Task statement: Starting at the line with "Read this page and output its text content.", copy each line through the last one below exactly as written, without any pictures.

(Saved entries)
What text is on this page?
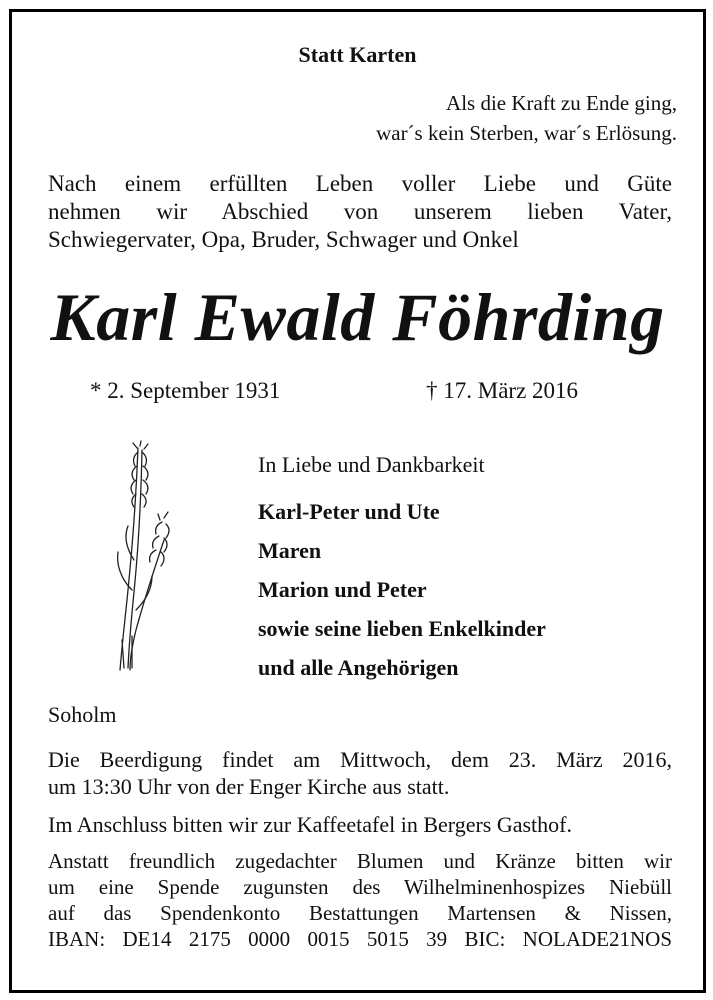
Statt Karten

Als die Kraft zu Ende ging,
war´s kein Sterben, war´s Erlösung.
Nach einem erfüllten Leben voller Liebe und Güte
nehmen wir Abschied von unserem lieben Vater,
Schwiegervater, Opa, Bruder, Schwager und Onkel

Karl Ewald Föhrding

* 2. September 1931	† 17. März 2016

In Liebe und Dankbarkeit

Karl-Peter und Ute
Maren
Marion und Peter
sowie seine lieben Enkelkinder
und alle Angehörigen

Soholm

Die Beerdigung findet am Mittwoch, dem 23. März 2016,
um 13:30 Uhr von der Enger Kirche aus statt.

Im Anschluss bitten wir zur Kaffeetafel in Bergers Gasthof.

Anstatt freundlich zugedachter Blumen und Kränze bitten wir
um eine Spende zugunsten des Wilhelminenhospizes Niebüll
auf das Spendenkonto Bestattungen Martensen & Nissen,
IBAN: DE14 2175 0000 0015 5015 39 BIC: NOLADE21NOS
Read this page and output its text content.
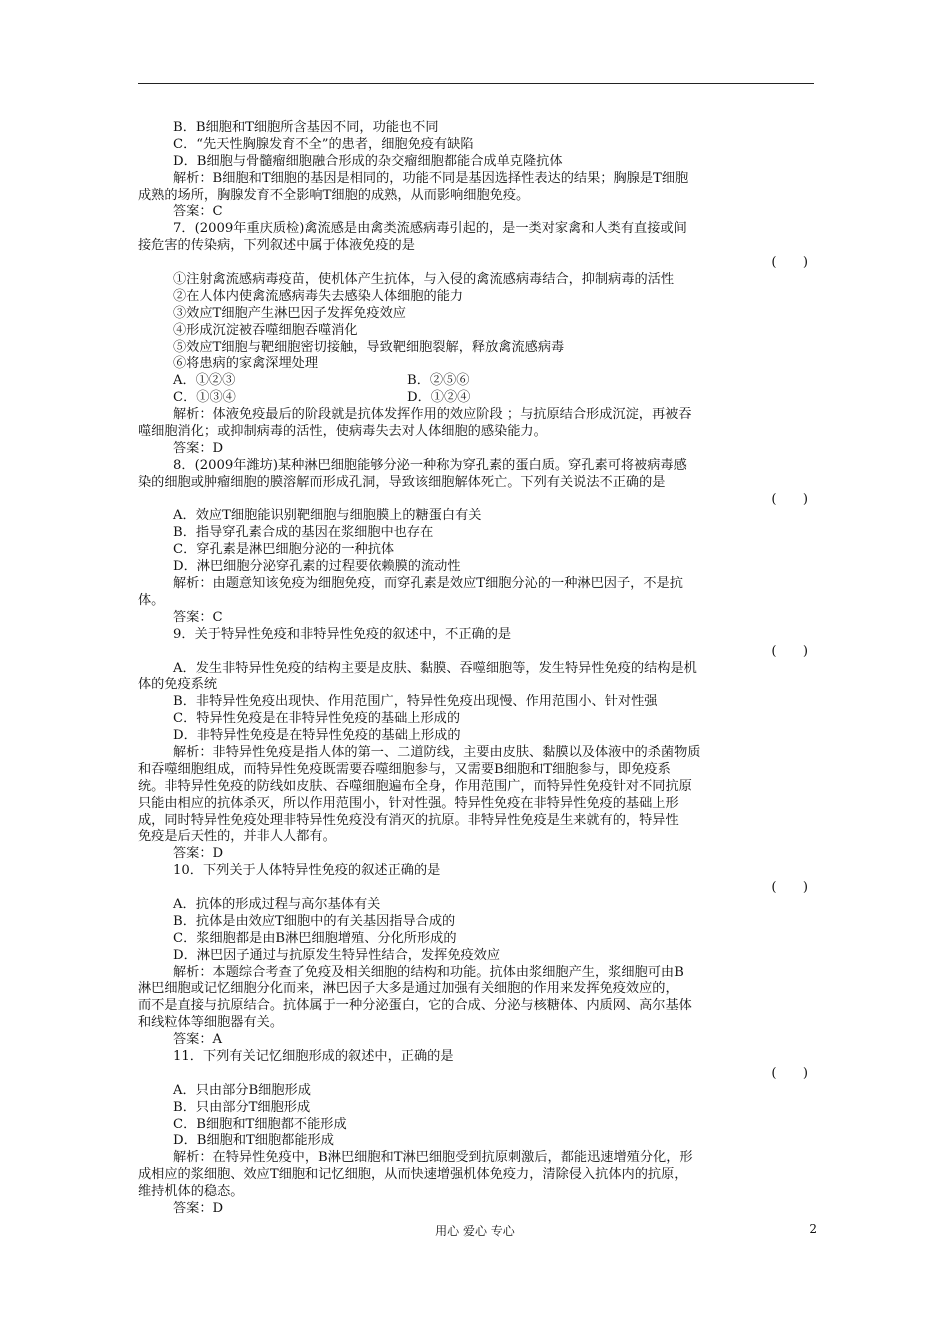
B．B细胞和T细胞所含基因不同，功能也不同
C．“先天性胸腺发育不全”的患者，细胞免疫有缺陷
D．B细胞与骨髓瘤细胞融合形成的杂交瘤细胞都能合成单克隆抗体
解析：B细胞和T细胞的基因是相同的，功能不同是基因选择性表达的结果；胸腺是T细胞
成熟的场所，胸腺发育不全影响T细胞的成熟，从而影响细胞免疫。
答案：C
7．(2009年重庆质检)禽流感是由禽类流感病毒引起的，是一类对家禽和人类有直接或间
接危害的传染病，下列叙述中属于体液免疫的是
(　　)
①注射禽流感病毒疫苗，使机体产生抗体，与入侵的禽流感病毒结合，抑制病毒的活性
②在人体内使禽流感病毒失去感染人体细胞的能力
③效应T细胞产生淋巴因子发挥免疫效应
④形成沉淀被吞噬细胞吞噬消化
⑤效应T细胞与靶细胞密切接触，导致靶细胞裂解，释放禽流感病毒
⑥将患病的家禽深埋处理
A．①②③	B．②⑤⑥
C．①③④	D．①②④
解析：体液免疫最后的阶段就是抗体发挥作用的效应阶段 ；与抗原结合形成沉淀，再被吞
噬细胞消化；或抑制病毒的活性，使病毒失去对人体细胞的感染能力。
答案：D
8．(2009年潍坊)某种淋巴细胞能够分泌一种称为穿孔素的蛋白质。穿孔素可将被病毒感
染的细胞或肿瘤细胞的膜溶解而形成孔洞，导致该细胞解体死亡。下列有关说法不正确的是
(　　)
A．效应T细胞能识别靶细胞与细胞膜上的糖蛋白有关
B．指导穿孔素合成的基因在浆细胞中也存在
C．穿孔素是淋巴细胞分泌的一种抗体
D．淋巴细胞分泌穿孔素的过程要依赖膜的流动性
解析：由题意知该免疫为细胞免疫，而穿孔素是效应T细胞分沁的一种淋巴因子，不是抗
体。
答案：C
9．关于特异性免疫和非特异性免疫的叙述中，不正确的是
(　　)
A．发生非特异性免疫的结构主要是皮肤、黏膜、吞噬细胞等，发生特异性免疫的结构是机
体的免疫系统
B．非特异性免疫出现快、作用范围广，特异性免疫出现慢、作用范围小、针对性强
C．特异性免疫是在非特异性免疫的基础上形成的
D．非特异性免疫是在特异性免疫的基础上形成的
解析：非特异性免疫是指人体的第一、二道防线，主要由皮肤、黏膜以及体液中的杀菌物质
和吞噬细胞组成，而特异性免疫既需要吞噬细胞参与，又需要B细胞和T细胞参与，即免疫系
统。非特异性免疫的防线如皮肤、吞噬细胞遍布全身，作用范围广，而特异性免疫针对不同抗原
只能由相应的抗体杀灭，所以作用范围小，针对性强。特异性免疫在非特异性免疫的基础上形
成，同时特异性免疫处理非特异性免疫没有消灭的抗原。非特异性免疫是生来就有的，特异性
免疫是后天性的，并非人人都有。
答案：D
10．下列关于人体特异性免疫的叙述正确的是
(　　)
A．抗体的形成过程与高尔基体有关
B．抗体是由效应T细胞中的有关基因指导合成的
C．浆细胞都是由B淋巴细胞增殖、分化所形成的
D．淋巴因子通过与抗原发生特异性结合，发挥免疫效应
解析：本题综合考查了免疫及相关细胞的结构和功能。抗体由浆细胞产生，浆细胞可由B
淋巴细胞或记忆细胞分化而来，淋巴因子大多是通过加强有关细胞的作用来发挥免疫效应的，
而不是直接与抗原结合。抗体属于一种分泌蛋白，它的合成、分泌与核糖体、内质网、高尔基体
和线粒体等细胞器有关。
答案：A
11．下列有关记忆细胞形成的叙述中，正确的是
(　　)
A．只由部分B细胞形成
B．只由部分T细胞形成
C．B细胞和T细胞都不能形成
D．B细胞和T细胞都能形成
解析：在特异性免疫中，B淋巴细胞和T淋巴细胞受到抗原刺激后，都能迅速增殖分化，形
成相应的浆细胞、效应T细胞和记忆细胞，从而快速增强机体免疫力，清除侵入抗体内的抗原，
维持机体的稳态。
答案：D
用心 爱心 专心	2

Full response:
Read this page and output its text content.
B．B细胞和T细胞所含基因不同，功能也不同
C．“先天性胸腺发育不全”的患者，细胞免疫有缺陷
D．B细胞与骨髓瘤细胞融合形成的杂交瘤细胞都能合成单克隆抗体
解析：B细胞和T细胞的基因是相同的，功能不同是基因选择性表达的结果；胸腺是T细胞
成熟的场所，胸腺发育不全影响T细胞的成熟，从而影响细胞免疫。
答案：C
7．(2009年重庆质检)禽流感是由禽类流感病毒引起的，是一类对家禽和人类有直接或间
接危害的传染病，下列叙述中属于体液免疫的是
(　　)
①注射禽流感病毒疫苗，使机体产生抗体，与入侵的禽流感病毒结合，抑制病毒的活性
②在人体内使禽流感病毒失去感染人体细胞的能力
③效应T细胞产生淋巴因子发挥免疫效应
④形成沉淀被吞噬细胞吞噬消化
⑤效应T细胞与靶细胞密切接触，导致靶细胞裂解，释放禽流感病毒
⑥将患病的家禽深埋处理
A．①②③	B．②⑤⑥
C．①③④	D．①②④
解析：体液免疫最后的阶段就是抗体发挥作用的效应阶段 ；与抗原结合形成沉淀，再被吞
噬细胞消化；或抑制病毒的活性，使病毒失去对人体细胞的感染能力。
答案：D
8．(2009年潍坊)某种淋巴细胞能够分泌一种称为穿孔素的蛋白质。穿孔素可将被病毒感
染的细胞或肿瘤细胞的膜溶解而形成孔洞，导致该细胞解体死亡。下列有关说法不正确的是
(　　)
A．效应T细胞能识别靶细胞与细胞膜上的糖蛋白有关
B．指导穿孔素合成的基因在浆细胞中也存在
C．穿孔素是淋巴细胞分泌的一种抗体
D．淋巴细胞分泌穿孔素的过程要依赖膜的流动性
解析：由题意知该免疫为细胞免疫，而穿孔素是效应T细胞分沁的一种淋巴因子，不是抗
体。
答案：C
9．关于特异性免疫和非特异性免疫的叙述中，不正确的是
(　　)
A．发生非特异性免疫的结构主要是皮肤、黏膜、吞噬细胞等，发生特异性免疫的结构是机
体的免疫系统
B．非特异性免疫出现快、作用范围广，特异性免疫出现慢、作用范围小、针对性强
C．特异性免疫是在非特异性免疫的基础上形成的
D．非特异性免疫是在特异性免疫的基础上形成的
解析：非特异性免疫是指人体的第一、二道防线，主要由皮肤、黏膜以及体液中的杀菌物质
和吞噬细胞组成，而特异性免疫既需要吞噬细胞参与，又需要B细胞和T细胞参与，即免疫系
统。非特异性免疫的防线如皮肤、吞噬细胞遍布全身，作用范围广，而特异性免疫针对不同抗原
只能由相应的抗体杀灭，所以作用范围小，针对性强。特异性免疫在非特异性免疫的基础上形
成，同时特异性免疫处理非特异性免疫没有消灭的抗原。非特异性免疫是生来就有的，特异性
免疫是后天性的，并非人人都有。
答案：D
10．下列关于人体特异性免疫的叙述正确的是
(　　)
A．抗体的形成过程与高尔基体有关
B．抗体是由效应T细胞中的有关基因指导合成的
C．浆细胞都是由B淋巴细胞增殖、分化所形成的
D．淋巴因子通过与抗原发生特异性结合，发挥免疫效应
解析：本题综合考查了免疫及相关细胞的结构和功能。抗体由浆细胞产生，浆细胞可由B
淋巴细胞或记忆细胞分化而来，淋巴因子大多是通过加强有关细胞的作用来发挥免疫效应的，
而不是直接与抗原结合。抗体属于一种分泌蛋白，它的合成、分泌与核糖体、内质网、高尔基体
和线粒体等细胞器有关。
答案：A
11．下列有关记忆细胞形成的叙述中，正确的是
(　　)
A．只由部分B细胞形成
B．只由部分T细胞形成
C．B细胞和T细胞都不能形成
D．B细胞和T细胞都能形成
解析：在特异性免疫中，B淋巴细胞和T淋巴细胞受到抗原刺激后，都能迅速增殖分化，形
成相应的浆细胞、效应T细胞和记忆细胞，从而快速增强机体免疫力，清除侵入抗体内的抗原，
维持机体的稳态。
答案：D
用心 爱心 专心	2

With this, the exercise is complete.